What you will do – Identify and pull out each line of the entries in which "group" occurs.
######
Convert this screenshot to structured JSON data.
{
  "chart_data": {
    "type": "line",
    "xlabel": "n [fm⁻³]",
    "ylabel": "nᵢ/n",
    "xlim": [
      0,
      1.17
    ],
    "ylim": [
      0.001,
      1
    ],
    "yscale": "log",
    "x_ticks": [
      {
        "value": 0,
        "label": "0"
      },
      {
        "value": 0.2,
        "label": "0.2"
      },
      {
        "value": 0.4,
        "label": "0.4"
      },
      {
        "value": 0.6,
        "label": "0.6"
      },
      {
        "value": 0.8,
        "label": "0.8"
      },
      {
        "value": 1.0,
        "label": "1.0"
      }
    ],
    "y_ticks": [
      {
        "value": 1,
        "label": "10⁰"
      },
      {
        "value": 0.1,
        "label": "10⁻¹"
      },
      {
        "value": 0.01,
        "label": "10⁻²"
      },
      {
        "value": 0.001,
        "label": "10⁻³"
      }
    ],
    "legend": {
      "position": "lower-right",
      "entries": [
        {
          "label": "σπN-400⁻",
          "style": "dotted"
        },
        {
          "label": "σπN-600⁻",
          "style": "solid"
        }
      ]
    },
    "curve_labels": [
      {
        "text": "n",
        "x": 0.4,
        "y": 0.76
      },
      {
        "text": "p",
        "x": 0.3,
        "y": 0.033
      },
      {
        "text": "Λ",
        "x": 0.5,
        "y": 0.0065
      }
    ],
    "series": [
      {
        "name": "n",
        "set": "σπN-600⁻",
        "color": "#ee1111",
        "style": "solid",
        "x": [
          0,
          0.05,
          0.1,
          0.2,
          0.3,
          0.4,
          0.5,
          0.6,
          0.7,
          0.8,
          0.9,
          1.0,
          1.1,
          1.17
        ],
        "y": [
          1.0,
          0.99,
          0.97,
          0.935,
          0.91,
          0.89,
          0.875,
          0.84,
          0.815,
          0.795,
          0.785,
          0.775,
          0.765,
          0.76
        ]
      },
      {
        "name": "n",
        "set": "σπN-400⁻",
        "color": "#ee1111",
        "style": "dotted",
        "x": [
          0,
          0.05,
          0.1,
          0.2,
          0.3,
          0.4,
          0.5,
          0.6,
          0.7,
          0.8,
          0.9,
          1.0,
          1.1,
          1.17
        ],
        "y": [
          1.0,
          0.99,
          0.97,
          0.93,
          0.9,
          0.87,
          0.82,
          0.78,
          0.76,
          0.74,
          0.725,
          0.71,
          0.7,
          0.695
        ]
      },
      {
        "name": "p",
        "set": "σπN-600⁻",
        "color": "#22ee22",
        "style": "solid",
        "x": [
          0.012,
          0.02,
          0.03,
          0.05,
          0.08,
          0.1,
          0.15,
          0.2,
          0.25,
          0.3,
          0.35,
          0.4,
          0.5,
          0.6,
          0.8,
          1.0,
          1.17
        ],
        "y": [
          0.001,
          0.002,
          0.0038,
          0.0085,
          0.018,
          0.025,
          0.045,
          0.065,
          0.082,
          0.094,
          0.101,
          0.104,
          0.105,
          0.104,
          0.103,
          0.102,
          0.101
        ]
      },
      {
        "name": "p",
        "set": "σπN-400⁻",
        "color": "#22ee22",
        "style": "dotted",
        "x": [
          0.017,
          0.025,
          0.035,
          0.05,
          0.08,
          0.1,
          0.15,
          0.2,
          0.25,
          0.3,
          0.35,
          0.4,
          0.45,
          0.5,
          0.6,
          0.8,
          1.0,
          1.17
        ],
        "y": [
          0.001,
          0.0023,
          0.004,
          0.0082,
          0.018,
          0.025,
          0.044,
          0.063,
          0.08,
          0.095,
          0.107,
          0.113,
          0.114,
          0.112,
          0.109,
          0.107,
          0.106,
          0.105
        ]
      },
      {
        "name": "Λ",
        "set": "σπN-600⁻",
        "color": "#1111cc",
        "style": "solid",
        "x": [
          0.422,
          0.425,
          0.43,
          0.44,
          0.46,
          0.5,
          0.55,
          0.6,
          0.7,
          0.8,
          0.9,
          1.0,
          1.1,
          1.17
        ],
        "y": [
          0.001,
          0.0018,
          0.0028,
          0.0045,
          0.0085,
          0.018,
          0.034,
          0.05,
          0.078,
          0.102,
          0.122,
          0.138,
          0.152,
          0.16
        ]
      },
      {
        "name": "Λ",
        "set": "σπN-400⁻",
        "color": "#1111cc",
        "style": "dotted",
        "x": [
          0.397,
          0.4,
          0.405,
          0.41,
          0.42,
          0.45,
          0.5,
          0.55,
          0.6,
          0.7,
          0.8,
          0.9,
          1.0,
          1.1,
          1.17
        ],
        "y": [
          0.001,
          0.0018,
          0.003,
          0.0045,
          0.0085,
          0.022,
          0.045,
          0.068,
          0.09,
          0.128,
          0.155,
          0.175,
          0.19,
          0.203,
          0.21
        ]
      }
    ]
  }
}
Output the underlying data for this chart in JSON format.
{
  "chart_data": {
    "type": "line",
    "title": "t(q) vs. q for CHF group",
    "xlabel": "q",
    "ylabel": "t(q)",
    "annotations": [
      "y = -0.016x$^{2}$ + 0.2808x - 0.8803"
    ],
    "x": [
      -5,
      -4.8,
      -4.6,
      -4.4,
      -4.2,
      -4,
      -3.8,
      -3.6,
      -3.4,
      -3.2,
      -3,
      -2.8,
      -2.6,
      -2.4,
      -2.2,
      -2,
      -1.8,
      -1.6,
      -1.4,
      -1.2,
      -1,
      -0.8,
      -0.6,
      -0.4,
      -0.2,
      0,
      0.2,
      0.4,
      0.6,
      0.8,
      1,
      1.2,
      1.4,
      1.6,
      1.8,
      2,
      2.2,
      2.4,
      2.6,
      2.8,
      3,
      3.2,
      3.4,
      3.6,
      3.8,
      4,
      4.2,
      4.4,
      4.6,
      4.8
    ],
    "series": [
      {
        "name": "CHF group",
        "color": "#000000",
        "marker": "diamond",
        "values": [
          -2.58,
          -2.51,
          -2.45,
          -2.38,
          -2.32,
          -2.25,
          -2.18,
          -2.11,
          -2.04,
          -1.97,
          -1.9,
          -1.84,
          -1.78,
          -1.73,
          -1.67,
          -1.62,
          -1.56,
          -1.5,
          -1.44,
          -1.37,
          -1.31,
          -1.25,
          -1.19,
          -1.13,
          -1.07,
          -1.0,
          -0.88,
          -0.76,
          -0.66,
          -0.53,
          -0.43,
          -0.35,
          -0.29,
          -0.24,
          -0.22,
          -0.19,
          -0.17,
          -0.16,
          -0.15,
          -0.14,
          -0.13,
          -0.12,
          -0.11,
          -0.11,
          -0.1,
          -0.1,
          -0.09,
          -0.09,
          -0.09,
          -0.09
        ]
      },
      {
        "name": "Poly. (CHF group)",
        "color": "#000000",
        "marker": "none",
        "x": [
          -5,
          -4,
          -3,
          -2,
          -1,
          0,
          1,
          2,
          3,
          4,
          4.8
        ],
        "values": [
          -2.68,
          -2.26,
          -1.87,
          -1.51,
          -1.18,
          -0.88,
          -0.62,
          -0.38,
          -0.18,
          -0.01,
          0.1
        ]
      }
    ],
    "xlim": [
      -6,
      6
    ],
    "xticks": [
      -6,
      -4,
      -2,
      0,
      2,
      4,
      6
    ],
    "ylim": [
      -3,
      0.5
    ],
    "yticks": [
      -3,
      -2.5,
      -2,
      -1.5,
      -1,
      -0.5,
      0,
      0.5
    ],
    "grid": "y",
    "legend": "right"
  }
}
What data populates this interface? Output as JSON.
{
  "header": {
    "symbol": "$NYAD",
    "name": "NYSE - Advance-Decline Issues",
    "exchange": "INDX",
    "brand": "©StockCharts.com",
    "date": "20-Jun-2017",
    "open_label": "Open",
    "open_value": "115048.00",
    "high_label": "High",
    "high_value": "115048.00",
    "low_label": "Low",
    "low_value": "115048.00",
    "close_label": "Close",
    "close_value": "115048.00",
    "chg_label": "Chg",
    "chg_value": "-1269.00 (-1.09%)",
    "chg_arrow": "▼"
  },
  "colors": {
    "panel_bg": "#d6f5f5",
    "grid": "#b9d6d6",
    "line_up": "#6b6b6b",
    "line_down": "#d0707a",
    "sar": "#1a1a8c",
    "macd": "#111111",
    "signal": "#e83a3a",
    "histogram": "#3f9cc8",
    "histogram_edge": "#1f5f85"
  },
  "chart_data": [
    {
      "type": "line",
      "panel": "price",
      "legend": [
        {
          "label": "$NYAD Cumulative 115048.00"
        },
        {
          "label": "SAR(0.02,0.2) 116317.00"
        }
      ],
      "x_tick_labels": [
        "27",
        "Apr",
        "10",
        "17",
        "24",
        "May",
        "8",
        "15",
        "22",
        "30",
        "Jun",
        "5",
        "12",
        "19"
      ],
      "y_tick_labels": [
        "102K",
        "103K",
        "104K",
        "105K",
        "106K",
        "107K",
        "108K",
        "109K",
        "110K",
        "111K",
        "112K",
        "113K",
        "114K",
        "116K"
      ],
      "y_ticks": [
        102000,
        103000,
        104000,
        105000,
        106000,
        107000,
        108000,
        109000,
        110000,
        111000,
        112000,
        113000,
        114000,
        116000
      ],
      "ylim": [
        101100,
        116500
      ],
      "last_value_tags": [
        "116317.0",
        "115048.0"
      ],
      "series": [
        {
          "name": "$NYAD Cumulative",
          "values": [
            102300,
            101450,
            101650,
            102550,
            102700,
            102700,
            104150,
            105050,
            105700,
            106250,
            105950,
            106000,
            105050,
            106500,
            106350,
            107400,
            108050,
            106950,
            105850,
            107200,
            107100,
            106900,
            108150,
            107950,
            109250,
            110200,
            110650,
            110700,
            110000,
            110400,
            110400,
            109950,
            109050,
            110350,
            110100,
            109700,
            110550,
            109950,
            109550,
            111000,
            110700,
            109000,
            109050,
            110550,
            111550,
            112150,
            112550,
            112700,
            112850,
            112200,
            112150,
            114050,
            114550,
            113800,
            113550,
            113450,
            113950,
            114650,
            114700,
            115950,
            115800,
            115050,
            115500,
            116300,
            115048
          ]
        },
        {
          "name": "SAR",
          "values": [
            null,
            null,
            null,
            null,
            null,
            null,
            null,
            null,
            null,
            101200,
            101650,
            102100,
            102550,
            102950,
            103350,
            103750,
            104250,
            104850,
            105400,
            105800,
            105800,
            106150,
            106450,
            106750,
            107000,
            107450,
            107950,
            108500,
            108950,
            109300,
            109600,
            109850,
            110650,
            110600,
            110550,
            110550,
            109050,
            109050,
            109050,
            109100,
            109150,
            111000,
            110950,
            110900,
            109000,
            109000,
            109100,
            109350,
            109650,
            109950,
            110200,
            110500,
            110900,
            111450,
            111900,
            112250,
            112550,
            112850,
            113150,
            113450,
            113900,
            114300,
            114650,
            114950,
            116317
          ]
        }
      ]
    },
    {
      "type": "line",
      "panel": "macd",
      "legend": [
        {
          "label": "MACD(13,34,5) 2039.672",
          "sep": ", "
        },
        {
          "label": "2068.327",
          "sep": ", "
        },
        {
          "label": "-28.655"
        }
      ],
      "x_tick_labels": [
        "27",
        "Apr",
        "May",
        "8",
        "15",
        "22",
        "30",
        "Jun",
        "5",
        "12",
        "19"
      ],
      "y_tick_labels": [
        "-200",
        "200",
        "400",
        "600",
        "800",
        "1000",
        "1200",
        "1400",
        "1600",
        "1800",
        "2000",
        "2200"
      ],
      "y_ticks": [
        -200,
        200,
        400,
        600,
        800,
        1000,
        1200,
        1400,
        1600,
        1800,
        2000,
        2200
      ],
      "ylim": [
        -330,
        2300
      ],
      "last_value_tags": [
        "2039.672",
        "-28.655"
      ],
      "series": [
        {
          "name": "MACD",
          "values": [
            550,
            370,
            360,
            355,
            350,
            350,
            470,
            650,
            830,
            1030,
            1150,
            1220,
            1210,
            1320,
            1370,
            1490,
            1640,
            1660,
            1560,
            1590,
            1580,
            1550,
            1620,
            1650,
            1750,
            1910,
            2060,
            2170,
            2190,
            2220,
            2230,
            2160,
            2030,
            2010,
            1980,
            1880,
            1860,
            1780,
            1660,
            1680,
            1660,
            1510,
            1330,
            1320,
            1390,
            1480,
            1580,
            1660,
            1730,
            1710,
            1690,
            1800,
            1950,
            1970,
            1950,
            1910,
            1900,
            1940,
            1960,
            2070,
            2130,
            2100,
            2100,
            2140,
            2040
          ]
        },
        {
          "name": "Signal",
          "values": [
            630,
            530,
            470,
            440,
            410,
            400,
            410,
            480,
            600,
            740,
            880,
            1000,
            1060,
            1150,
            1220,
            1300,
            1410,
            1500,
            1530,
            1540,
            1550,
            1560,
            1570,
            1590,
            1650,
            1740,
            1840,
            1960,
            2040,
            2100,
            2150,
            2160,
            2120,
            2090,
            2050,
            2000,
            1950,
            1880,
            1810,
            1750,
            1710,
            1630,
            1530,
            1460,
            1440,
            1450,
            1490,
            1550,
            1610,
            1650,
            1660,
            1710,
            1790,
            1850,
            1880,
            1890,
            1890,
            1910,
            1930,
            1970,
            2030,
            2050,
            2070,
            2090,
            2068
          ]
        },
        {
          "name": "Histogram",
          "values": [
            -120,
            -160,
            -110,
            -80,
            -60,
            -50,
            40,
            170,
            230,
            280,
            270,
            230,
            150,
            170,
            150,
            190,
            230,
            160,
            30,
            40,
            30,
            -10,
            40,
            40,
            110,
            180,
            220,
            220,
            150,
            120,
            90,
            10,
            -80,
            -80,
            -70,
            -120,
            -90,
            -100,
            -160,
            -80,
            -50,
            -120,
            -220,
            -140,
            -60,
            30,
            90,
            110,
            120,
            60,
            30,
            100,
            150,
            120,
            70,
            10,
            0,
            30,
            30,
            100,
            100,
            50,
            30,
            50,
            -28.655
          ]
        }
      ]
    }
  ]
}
######
Exercise solution –
    "title": "t(q) vs. q for CHF group",
        "name": "CHF group",
        "name": "Poly. (CHF group)",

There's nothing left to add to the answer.